Stored records:
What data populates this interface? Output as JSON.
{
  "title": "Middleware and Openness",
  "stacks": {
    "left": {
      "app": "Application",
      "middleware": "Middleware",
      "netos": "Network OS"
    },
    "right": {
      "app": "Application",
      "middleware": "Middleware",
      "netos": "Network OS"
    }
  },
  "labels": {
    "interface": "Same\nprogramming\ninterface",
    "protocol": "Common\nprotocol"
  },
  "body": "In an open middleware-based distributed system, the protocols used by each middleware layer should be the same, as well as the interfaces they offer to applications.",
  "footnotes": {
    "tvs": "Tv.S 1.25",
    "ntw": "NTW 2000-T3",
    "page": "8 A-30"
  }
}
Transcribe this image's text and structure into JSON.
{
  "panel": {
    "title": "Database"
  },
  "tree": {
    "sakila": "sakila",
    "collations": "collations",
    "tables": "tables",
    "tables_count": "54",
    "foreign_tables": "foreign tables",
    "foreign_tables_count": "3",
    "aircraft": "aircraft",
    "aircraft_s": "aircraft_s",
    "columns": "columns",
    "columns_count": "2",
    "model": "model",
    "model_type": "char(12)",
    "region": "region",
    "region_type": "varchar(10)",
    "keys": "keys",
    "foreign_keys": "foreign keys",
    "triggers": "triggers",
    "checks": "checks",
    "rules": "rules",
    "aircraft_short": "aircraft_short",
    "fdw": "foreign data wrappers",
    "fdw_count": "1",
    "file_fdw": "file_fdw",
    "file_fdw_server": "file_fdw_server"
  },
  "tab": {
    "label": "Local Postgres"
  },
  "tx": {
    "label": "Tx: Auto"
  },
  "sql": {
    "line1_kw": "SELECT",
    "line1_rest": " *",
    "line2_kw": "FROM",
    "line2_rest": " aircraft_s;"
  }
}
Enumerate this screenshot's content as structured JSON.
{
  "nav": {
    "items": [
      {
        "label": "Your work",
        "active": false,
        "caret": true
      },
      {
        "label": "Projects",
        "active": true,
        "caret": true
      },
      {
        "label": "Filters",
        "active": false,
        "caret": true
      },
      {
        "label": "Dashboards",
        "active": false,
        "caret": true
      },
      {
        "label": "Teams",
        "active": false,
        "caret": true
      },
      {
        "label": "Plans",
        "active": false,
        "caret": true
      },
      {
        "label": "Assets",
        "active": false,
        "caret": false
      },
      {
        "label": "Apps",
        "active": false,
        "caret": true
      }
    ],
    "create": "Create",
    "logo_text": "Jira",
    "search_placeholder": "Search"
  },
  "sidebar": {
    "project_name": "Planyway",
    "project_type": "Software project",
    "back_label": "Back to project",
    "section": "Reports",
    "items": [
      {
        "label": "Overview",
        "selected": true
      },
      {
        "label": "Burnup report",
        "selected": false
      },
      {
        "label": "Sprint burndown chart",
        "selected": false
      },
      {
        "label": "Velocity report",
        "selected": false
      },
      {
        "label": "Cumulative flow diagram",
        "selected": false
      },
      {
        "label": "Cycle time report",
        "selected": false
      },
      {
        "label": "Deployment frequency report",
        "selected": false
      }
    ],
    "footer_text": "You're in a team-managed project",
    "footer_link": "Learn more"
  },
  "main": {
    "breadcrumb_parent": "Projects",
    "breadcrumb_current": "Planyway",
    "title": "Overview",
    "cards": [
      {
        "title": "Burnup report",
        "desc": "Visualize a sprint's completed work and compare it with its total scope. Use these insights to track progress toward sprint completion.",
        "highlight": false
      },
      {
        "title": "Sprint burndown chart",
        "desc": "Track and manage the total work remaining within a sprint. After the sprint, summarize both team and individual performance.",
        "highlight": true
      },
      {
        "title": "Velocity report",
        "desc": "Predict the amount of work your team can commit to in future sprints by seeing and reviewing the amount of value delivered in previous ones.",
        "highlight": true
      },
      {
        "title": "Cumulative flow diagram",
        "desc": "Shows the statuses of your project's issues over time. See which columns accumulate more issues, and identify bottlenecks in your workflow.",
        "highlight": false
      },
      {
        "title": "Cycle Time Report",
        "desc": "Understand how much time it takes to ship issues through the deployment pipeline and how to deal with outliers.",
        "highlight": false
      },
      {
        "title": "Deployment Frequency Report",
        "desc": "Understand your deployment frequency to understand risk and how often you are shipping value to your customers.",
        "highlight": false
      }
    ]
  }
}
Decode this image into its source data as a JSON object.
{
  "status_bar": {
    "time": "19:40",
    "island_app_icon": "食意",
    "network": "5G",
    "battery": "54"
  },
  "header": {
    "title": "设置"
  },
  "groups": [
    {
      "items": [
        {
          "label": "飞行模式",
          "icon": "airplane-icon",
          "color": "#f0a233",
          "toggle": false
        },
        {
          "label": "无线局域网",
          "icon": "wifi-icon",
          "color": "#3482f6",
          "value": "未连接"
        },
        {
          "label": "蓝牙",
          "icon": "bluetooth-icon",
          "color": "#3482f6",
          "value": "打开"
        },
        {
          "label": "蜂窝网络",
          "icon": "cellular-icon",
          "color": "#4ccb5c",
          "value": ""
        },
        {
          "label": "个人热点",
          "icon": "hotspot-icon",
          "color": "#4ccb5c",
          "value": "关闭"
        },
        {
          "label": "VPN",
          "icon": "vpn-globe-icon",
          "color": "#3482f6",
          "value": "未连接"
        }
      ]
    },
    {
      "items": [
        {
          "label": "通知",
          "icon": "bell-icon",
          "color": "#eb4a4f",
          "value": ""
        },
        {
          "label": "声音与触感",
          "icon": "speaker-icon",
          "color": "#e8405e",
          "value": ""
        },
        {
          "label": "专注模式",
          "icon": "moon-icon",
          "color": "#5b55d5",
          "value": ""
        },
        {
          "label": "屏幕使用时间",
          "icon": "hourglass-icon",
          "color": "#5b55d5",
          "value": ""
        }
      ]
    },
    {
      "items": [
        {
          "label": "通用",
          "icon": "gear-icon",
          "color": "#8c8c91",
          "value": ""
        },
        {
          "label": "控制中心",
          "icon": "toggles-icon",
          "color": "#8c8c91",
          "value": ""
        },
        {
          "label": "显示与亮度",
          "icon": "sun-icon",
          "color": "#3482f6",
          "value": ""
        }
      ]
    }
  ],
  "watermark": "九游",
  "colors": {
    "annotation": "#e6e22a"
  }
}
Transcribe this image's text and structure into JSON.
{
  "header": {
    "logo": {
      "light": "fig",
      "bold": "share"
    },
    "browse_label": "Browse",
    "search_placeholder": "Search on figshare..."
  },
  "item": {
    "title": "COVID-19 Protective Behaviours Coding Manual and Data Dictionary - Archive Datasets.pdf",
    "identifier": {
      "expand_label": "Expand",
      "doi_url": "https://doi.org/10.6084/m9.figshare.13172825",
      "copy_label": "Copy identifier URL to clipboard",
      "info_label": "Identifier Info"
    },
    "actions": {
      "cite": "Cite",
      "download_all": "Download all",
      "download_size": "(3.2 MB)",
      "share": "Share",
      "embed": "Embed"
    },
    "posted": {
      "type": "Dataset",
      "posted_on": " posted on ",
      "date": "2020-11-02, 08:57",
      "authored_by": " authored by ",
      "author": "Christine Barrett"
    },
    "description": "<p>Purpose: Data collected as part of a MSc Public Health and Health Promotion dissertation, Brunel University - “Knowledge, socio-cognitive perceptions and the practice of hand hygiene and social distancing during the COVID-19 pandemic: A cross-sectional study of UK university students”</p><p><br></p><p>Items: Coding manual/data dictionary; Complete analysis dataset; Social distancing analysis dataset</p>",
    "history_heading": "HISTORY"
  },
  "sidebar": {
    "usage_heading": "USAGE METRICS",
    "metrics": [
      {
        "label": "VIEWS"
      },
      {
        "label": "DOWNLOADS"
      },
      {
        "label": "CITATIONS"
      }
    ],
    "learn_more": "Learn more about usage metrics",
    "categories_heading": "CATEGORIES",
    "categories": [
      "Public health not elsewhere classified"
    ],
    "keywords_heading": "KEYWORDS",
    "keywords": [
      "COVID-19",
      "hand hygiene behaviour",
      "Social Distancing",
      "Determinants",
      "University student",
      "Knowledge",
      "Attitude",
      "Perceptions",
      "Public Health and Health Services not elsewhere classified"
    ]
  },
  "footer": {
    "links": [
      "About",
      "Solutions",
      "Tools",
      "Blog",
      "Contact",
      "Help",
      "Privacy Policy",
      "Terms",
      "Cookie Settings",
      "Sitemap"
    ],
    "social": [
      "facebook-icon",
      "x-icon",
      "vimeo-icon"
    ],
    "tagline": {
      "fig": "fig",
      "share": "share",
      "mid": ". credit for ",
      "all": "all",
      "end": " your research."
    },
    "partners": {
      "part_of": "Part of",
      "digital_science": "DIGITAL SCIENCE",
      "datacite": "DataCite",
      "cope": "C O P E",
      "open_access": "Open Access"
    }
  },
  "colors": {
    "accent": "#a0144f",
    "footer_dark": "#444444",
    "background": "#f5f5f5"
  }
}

**REQUEST:** The word "Projects" appears in how many lines of the data? Answer with only the number.

**COMPLETE OUTPUT:** 2